Given task: Show all lines holding the string "Daily".

Extracted material:
◇ ◇ ◇

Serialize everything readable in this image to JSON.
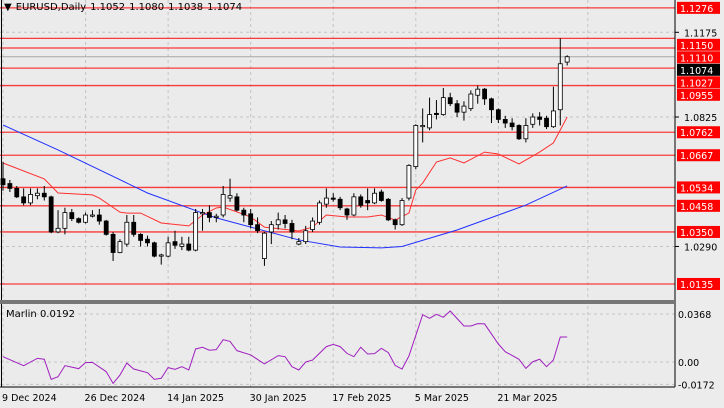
{
  "header": {
    "menu_icon": "triangle-down-icon",
    "symbol": "EURUSD,Daily",
    "open": "1.1052",
    "high": "1.1080",
    "low": "1.1038",
    "close": "1.1074"
  },
  "indicator": {
    "label": "Marlin 0.0192",
    "axis_labels": [
      "0.0368",
      "0.00",
      "-0.0172"
    ],
    "axis_values": [
      0.0368,
      0.0,
      -0.0172
    ],
    "line_color": "#a020c0",
    "points": [
      [
        0,
        0.0041
      ],
      [
        3,
        -0.0028
      ],
      [
        5,
        0.0028
      ],
      [
        6,
        0.0021
      ],
      [
        7,
        -0.0133
      ],
      [
        8,
        -0.0113
      ],
      [
        9,
        -0.0028
      ],
      [
        11,
        -0.0051
      ],
      [
        12,
        -0.0005
      ],
      [
        13,
        -0.0003
      ],
      [
        15,
        -0.0074
      ],
      [
        16,
        -0.0164
      ],
      [
        17,
        -0.01
      ],
      [
        18,
        -0.0008
      ],
      [
        19,
        -0.0054
      ],
      [
        21,
        -0.0082
      ],
      [
        22,
        -0.0133
      ],
      [
        23,
        -0.0125
      ],
      [
        24,
        -0.0043
      ],
      [
        25,
        -0.0056
      ],
      [
        26,
        -0.0036
      ],
      [
        27,
        -0.0061
      ],
      [
        28,
        0.01
      ],
      [
        29,
        0.0113
      ],
      [
        30,
        0.009
      ],
      [
        31,
        0.0095
      ],
      [
        32,
        0.0171
      ],
      [
        33,
        0.0158
      ],
      [
        34,
        0.0087
      ],
      [
        36,
        0.0054
      ],
      [
        38,
        -0.0015
      ],
      [
        40,
        0.0049
      ],
      [
        41,
        0.0041
      ],
      [
        42,
        -0.0036
      ],
      [
        43,
        -0.0061
      ],
      [
        44,
        0.0
      ],
      [
        45,
        0.0015
      ],
      [
        47,
        0.0118
      ],
      [
        48,
        0.0135
      ],
      [
        49,
        0.0118
      ],
      [
        50,
        0.0066
      ],
      [
        51,
        0.0041
      ],
      [
        52,
        0.0113
      ],
      [
        53,
        0.0061
      ],
      [
        54,
        0.0064
      ],
      [
        55,
        0.0105
      ],
      [
        56,
        0.0072
      ],
      [
        57,
        -0.0026
      ],
      [
        58,
        -0.0054
      ],
      [
        59,
        0.0046
      ],
      [
        61,
        0.0363
      ],
      [
        62,
        0.0335
      ],
      [
        63,
        0.0366
      ],
      [
        64,
        0.0343
      ],
      [
        65,
        0.0391
      ],
      [
        67,
        0.0276
      ],
      [
        68,
        0.0276
      ],
      [
        69,
        0.0294
      ],
      [
        70,
        0.0292
      ],
      [
        72,
        0.0138
      ],
      [
        73,
        0.0079
      ],
      [
        75,
        0.0021
      ],
      [
        76,
        -0.0049
      ],
      [
        77,
        0.0002
      ],
      [
        78,
        0.0021
      ],
      [
        79,
        -0.0036
      ],
      [
        80,
        0.0015
      ],
      [
        81,
        0.0192
      ],
      [
        82,
        0.0192
      ]
    ]
  },
  "chart_data": {
    "type": "candlestick",
    "symbol": "EURUSD",
    "timeframe": "Daily",
    "ylim": [
      1.0095,
      1.13
    ],
    "grid": true,
    "date_labels": [
      "9 Dec 2024",
      "26 Dec 2024",
      "14 Jan 2025",
      "30 Jan 2025",
      "17 Feb 2025",
      "5 Mar 2025",
      "21 Mar 2025"
    ],
    "date_label_bars": [
      0,
      12,
      24,
      36,
      48,
      60,
      72
    ],
    "price_ticks": [
      "1.1175",
      "1.0825",
      "1.0290"
    ],
    "price_tick_values": [
      1.1175,
      1.0825,
      1.029
    ],
    "current_price": {
      "label": "1.1074",
      "value": 1.1074,
      "color": "#000000"
    },
    "levels": [
      {
        "label": "1.1276",
        "value": 1.1276
      },
      {
        "label": "1.1150",
        "value": 1.115
      },
      {
        "label": "1.1110",
        "value": 1.111
      },
      {
        "label": "1.1027",
        "value": 1.1027
      },
      {
        "label": "1.0955",
        "value": 1.0955
      },
      {
        "label": "1.0762",
        "value": 1.0762
      },
      {
        "label": "1.0667",
        "value": 1.0667
      },
      {
        "label": "1.0534",
        "value": 1.0534
      },
      {
        "label": "1.0458",
        "value": 1.0458
      },
      {
        "label": "1.0350",
        "value": 1.035
      },
      {
        "label": "1.0135",
        "value": 1.0135
      }
    ],
    "level_color": "#ff0000",
    "candles_ohlc": [
      [
        1.057,
        1.064,
        1.052,
        1.0545
      ],
      [
        1.055,
        1.0565,
        1.0515,
        1.053
      ],
      [
        1.053,
        1.054,
        1.049,
        1.0495
      ],
      [
        1.0495,
        1.053,
        1.046,
        1.047
      ],
      [
        1.047,
        1.053,
        1.046,
        1.0505
      ],
      [
        1.05,
        1.053,
        1.0485,
        1.051
      ],
      [
        1.051,
        1.054,
        1.048,
        1.0495
      ],
      [
        1.0495,
        1.05,
        1.0345,
        1.035
      ],
      [
        1.035,
        1.044,
        1.0345,
        1.0365
      ],
      [
        1.0365,
        1.045,
        1.034,
        1.043
      ],
      [
        1.043,
        1.0445,
        1.0395,
        1.0405
      ],
      [
        1.0405,
        1.041,
        1.0385,
        1.039
      ],
      [
        1.039,
        1.043,
        1.0385,
        1.042
      ],
      [
        1.0415,
        1.044,
        1.041,
        1.042
      ],
      [
        1.042,
        1.0445,
        1.038,
        1.0395
      ],
      [
        1.0395,
        1.04,
        1.0335,
        1.034
      ],
      [
        1.034,
        1.035,
        1.023,
        1.0265
      ],
      [
        1.0265,
        1.032,
        1.0262,
        1.031
      ],
      [
        1.03,
        1.042,
        1.029,
        1.039
      ],
      [
        1.039,
        1.042,
        1.033,
        1.034
      ],
      [
        1.034,
        1.0345,
        1.029,
        1.0315
      ],
      [
        1.032,
        1.0335,
        1.029,
        1.0305
      ],
      [
        1.0305,
        1.031,
        1.0245,
        1.025
      ],
      [
        1.025,
        1.026,
        1.0215,
        1.0255
      ],
      [
        1.025,
        1.033,
        1.0245,
        1.0305
      ],
      [
        1.031,
        1.0355,
        1.028,
        1.0295
      ],
      [
        1.029,
        1.033,
        1.0275,
        1.03
      ],
      [
        1.03,
        1.033,
        1.027,
        1.0275
      ],
      [
        1.0275,
        1.0445,
        1.027,
        1.043
      ],
      [
        1.0425,
        1.0445,
        1.0355,
        1.043
      ],
      [
        1.043,
        1.046,
        1.039,
        1.041
      ],
      [
        1.041,
        1.0425,
        1.039,
        1.0415
      ],
      [
        1.042,
        1.054,
        1.041,
        1.0505
      ],
      [
        1.049,
        1.057,
        1.0475,
        1.05
      ],
      [
        1.0495,
        1.051,
        1.0435,
        1.044
      ],
      [
        1.044,
        1.045,
        1.039,
        1.042
      ],
      [
        1.0425,
        1.0445,
        1.0365,
        1.038
      ],
      [
        1.038,
        1.041,
        1.0345,
        1.0355
      ],
      [
        1.024,
        1.035,
        1.021,
        1.0345
      ],
      [
        1.035,
        1.0395,
        1.03,
        1.038
      ],
      [
        1.038,
        1.043,
        1.036,
        1.04
      ],
      [
        1.04,
        1.042,
        1.0365,
        1.0385
      ],
      [
        1.0385,
        1.04,
        1.032,
        1.035
      ],
      [
        1.03,
        1.0325,
        1.0295,
        1.031
      ],
      [
        1.031,
        1.0375,
        1.03,
        1.0355
      ],
      [
        1.036,
        1.041,
        1.035,
        1.0395
      ],
      [
        1.039,
        1.048,
        1.038,
        1.047
      ],
      [
        1.0465,
        1.053,
        1.045,
        1.049
      ],
      [
        1.049,
        1.051,
        1.0475,
        1.0485
      ],
      [
        1.0485,
        1.0495,
        1.044,
        1.045
      ],
      [
        1.0445,
        1.045,
        1.04,
        1.042
      ],
      [
        1.042,
        1.051,
        1.0415,
        1.0495
      ],
      [
        1.0495,
        1.0505,
        1.045,
        1.046
      ],
      [
        1.048,
        1.053,
        1.044,
        1.047
      ],
      [
        1.047,
        1.053,
        1.0465,
        1.051
      ],
      [
        1.0515,
        1.0525,
        1.0475,
        1.048
      ],
      [
        1.0485,
        1.049,
        1.0395,
        1.04
      ],
      [
        1.04,
        1.0405,
        1.036,
        1.038
      ],
      [
        1.038,
        1.049,
        1.0375,
        1.048
      ],
      [
        1.049,
        1.063,
        1.048,
        1.0625
      ],
      [
        1.062,
        1.0795,
        1.061,
        1.079
      ],
      [
        1.0785,
        1.086,
        1.072,
        1.079
      ],
      [
        1.078,
        1.0905,
        1.077,
        1.0835
      ],
      [
        1.084,
        1.0895,
        1.0815,
        1.0835
      ],
      [
        1.0835,
        1.0945,
        1.083,
        1.0905
      ],
      [
        1.0905,
        1.0925,
        1.087,
        1.088
      ],
      [
        1.088,
        1.0895,
        1.0825,
        1.0845
      ],
      [
        1.0845,
        1.089,
        1.081,
        1.087
      ],
      [
        1.086,
        1.0935,
        1.085,
        1.092
      ],
      [
        1.0915,
        1.0955,
        1.088,
        1.094
      ],
      [
        1.094,
        1.0945,
        1.0875,
        1.09
      ],
      [
        1.09,
        1.0905,
        1.08,
        1.0855
      ],
      [
        1.0855,
        1.086,
        1.08,
        1.0815
      ],
      [
        1.0815,
        1.083,
        1.078,
        1.08
      ],
      [
        1.08,
        1.082,
        1.077,
        1.0785
      ],
      [
        1.079,
        1.0795,
        1.073,
        1.0735
      ],
      [
        1.0735,
        1.082,
        1.072,
        1.079
      ],
      [
        1.0795,
        1.084,
        1.078,
        1.0825
      ],
      [
        1.0825,
        1.0845,
        1.079,
        1.0815
      ],
      [
        1.082,
        1.083,
        1.0775,
        1.0785
      ],
      [
        1.0785,
        1.095,
        1.078,
        1.085
      ],
      [
        1.0855,
        1.115,
        1.079,
        1.1045
      ],
      [
        1.1052,
        1.108,
        1.1038,
        1.1074
      ]
    ],
    "fast_ma": {
      "color": "#ff3030",
      "points": [
        [
          0,
          1.0635
        ],
        [
          6,
          1.0569
        ],
        [
          8,
          1.0511
        ],
        [
          13,
          1.0503
        ],
        [
          14,
          1.049
        ],
        [
          17,
          1.0432
        ],
        [
          18,
          1.0428
        ],
        [
          20,
          1.0428
        ],
        [
          23,
          1.0387
        ],
        [
          27,
          1.0375
        ],
        [
          29,
          1.042
        ],
        [
          31,
          1.0449
        ],
        [
          32,
          1.0453
        ],
        [
          36,
          1.0412
        ],
        [
          38,
          1.037
        ],
        [
          43,
          1.0354
        ],
        [
          45,
          1.037
        ],
        [
          47,
          1.042
        ],
        [
          50,
          1.0412
        ],
        [
          53,
          1.0412
        ],
        [
          55,
          1.042
        ],
        [
          57,
          1.0399
        ],
        [
          59,
          1.0428
        ],
        [
          60,
          1.0523
        ],
        [
          61,
          1.0552
        ],
        [
          63,
          1.0639
        ],
        [
          65,
          1.0656
        ],
        [
          67,
          1.0635
        ],
        [
          70,
          1.068
        ],
        [
          72,
          1.0672
        ],
        [
          75,
          1.0631
        ],
        [
          78,
          1.068
        ],
        [
          80,
          1.0718
        ],
        [
          82,
          1.0825
        ]
      ]
    },
    "slow_ma": {
      "color": "#2030ff",
      "points": [
        [
          0,
          1.0792
        ],
        [
          8,
          1.0689
        ],
        [
          21,
          1.0511
        ],
        [
          29,
          1.0428
        ],
        [
          31,
          1.0408
        ],
        [
          43,
          1.0317
        ],
        [
          49,
          1.0288
        ],
        [
          55,
          1.0284
        ],
        [
          58,
          1.029
        ],
        [
          66,
          1.0358
        ],
        [
          76,
          1.0461
        ],
        [
          82,
          1.054
        ]
      ]
    }
  }
}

◇ ◇ ◇

Response to this exercise:
    "symbol": "EURUSD,Daily",
    "timeframe": "Daily",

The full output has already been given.